Count the lines below that contain the word "name". Give only the number.
Start
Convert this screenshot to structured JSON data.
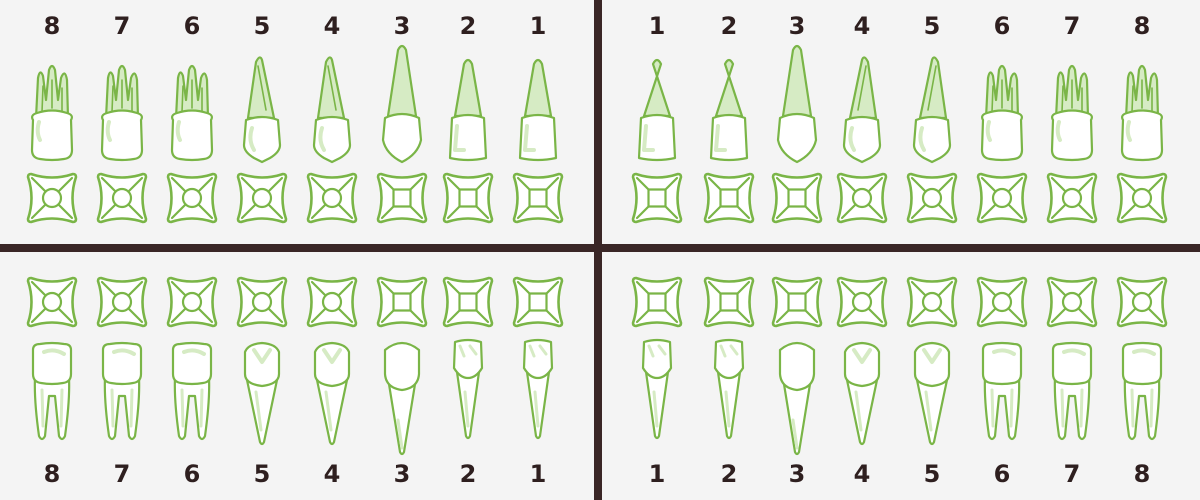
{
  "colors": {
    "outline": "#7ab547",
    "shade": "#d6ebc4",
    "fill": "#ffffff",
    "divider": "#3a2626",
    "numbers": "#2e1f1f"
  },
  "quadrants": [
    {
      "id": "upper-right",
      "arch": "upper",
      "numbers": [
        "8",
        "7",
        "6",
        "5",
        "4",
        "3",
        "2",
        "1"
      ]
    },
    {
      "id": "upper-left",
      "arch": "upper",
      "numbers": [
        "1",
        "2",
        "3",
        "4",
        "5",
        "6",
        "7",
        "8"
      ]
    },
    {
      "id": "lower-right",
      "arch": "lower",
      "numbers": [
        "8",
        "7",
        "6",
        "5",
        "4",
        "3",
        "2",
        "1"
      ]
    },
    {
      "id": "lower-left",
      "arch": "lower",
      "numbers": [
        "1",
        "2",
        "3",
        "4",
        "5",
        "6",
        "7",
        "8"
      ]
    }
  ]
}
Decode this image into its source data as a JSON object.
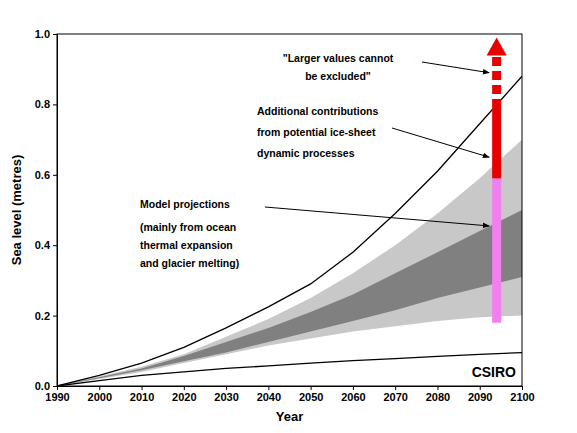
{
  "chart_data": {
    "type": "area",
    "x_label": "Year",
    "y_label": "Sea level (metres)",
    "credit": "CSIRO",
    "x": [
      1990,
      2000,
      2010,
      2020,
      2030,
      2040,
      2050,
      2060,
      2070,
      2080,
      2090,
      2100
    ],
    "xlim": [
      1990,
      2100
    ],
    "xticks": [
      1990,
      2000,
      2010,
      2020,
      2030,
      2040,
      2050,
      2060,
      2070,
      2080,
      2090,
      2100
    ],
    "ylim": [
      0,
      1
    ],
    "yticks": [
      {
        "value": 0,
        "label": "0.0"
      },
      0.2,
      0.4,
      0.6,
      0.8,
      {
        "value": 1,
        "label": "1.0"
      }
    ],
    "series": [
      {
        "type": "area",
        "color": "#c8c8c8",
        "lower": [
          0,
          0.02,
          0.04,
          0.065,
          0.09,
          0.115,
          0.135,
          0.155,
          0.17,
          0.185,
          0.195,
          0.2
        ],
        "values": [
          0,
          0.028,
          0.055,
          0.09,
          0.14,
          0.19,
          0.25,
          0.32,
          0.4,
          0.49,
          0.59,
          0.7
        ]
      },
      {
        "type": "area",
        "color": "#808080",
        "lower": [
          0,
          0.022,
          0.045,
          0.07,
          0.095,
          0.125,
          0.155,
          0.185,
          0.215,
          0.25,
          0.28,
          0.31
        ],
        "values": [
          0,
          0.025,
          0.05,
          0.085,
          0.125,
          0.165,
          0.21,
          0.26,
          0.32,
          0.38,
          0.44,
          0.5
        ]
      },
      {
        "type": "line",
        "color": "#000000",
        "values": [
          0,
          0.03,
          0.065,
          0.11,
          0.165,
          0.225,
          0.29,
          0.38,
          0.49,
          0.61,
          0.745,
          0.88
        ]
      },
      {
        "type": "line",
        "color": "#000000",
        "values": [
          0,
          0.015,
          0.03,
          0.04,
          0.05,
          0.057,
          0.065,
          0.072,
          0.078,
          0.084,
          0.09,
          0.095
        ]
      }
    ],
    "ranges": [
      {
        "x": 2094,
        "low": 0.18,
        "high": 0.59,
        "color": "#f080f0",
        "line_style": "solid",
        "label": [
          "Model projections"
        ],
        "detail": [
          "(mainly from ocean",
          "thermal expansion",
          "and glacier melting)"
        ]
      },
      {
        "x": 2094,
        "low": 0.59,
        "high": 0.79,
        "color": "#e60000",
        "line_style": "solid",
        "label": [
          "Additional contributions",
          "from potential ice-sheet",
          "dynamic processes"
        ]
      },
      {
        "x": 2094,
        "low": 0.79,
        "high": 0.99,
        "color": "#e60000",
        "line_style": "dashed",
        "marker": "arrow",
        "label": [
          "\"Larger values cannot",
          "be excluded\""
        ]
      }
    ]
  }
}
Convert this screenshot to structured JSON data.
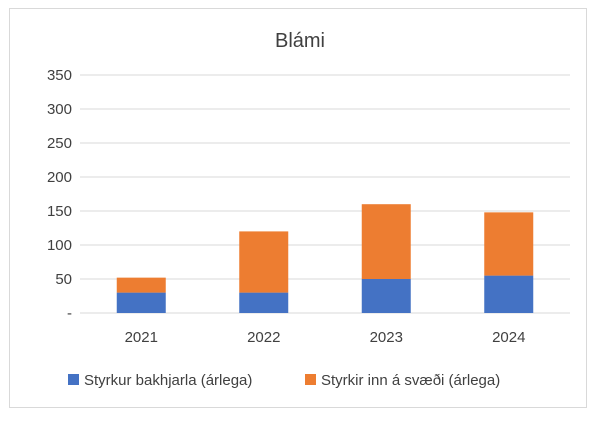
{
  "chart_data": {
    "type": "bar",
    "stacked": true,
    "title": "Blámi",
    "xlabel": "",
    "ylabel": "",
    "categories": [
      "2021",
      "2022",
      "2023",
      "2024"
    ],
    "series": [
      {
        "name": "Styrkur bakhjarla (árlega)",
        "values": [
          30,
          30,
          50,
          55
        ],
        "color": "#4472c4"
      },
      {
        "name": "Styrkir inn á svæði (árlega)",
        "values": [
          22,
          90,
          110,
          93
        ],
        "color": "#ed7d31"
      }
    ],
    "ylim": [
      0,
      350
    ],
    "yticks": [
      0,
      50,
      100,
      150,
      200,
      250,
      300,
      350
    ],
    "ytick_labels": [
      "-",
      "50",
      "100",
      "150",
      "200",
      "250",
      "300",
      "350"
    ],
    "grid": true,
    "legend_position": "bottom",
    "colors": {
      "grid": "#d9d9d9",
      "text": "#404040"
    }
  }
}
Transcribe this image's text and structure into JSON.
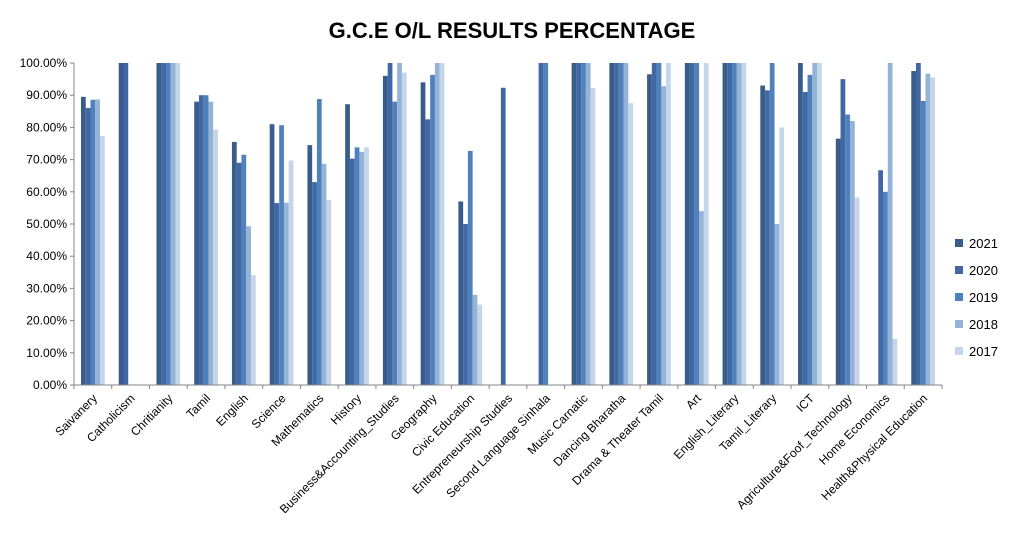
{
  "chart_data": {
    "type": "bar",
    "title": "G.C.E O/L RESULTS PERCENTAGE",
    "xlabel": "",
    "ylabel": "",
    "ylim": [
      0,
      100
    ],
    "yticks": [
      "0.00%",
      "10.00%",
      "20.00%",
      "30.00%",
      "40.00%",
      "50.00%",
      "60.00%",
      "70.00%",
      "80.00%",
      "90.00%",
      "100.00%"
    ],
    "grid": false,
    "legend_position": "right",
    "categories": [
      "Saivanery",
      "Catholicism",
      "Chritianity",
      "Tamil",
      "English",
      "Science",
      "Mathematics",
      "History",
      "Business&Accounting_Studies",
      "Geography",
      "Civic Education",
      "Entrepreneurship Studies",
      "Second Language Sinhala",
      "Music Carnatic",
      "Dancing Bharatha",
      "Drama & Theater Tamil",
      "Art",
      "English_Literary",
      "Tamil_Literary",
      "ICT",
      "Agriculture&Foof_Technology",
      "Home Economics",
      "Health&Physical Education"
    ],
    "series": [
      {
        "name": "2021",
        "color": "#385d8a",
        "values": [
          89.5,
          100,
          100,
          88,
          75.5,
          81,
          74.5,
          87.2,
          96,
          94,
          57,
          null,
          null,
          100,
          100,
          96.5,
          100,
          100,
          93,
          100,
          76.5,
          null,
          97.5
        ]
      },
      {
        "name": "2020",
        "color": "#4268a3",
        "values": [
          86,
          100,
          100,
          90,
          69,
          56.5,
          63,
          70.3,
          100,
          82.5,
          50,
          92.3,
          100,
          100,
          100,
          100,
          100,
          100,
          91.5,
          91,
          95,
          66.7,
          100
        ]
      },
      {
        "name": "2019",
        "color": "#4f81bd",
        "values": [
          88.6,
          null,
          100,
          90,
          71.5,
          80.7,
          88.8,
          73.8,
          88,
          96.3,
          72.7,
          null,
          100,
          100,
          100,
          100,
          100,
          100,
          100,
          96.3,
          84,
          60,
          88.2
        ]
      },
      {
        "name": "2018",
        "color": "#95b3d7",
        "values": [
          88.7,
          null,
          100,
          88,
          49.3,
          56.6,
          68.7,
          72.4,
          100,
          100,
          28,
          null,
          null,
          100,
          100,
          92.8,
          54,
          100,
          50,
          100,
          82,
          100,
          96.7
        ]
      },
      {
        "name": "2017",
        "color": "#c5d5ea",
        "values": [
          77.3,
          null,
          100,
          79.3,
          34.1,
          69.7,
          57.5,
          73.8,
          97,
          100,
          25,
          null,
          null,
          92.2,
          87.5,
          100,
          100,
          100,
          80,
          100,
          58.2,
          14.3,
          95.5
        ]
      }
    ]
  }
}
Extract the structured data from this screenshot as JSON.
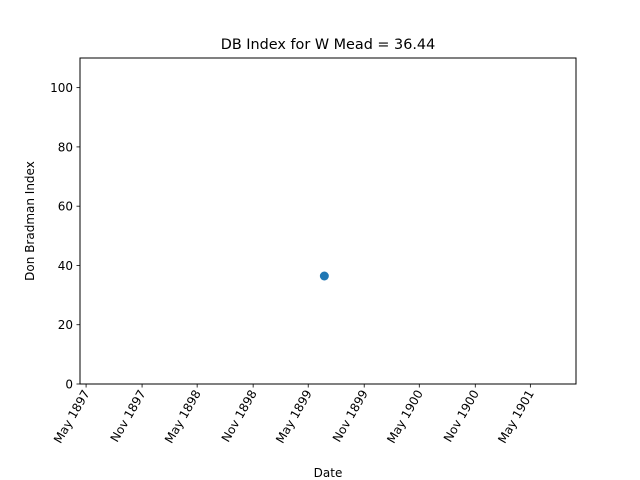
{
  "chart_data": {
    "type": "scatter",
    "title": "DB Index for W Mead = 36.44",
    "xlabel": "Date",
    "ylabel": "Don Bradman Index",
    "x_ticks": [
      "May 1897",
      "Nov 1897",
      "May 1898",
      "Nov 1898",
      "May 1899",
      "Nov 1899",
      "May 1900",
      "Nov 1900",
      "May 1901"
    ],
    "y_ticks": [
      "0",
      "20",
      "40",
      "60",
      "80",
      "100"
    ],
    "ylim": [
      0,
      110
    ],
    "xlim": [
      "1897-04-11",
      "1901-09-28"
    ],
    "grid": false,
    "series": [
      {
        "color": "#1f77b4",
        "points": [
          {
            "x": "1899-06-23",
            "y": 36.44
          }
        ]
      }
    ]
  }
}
End
Written answer: 7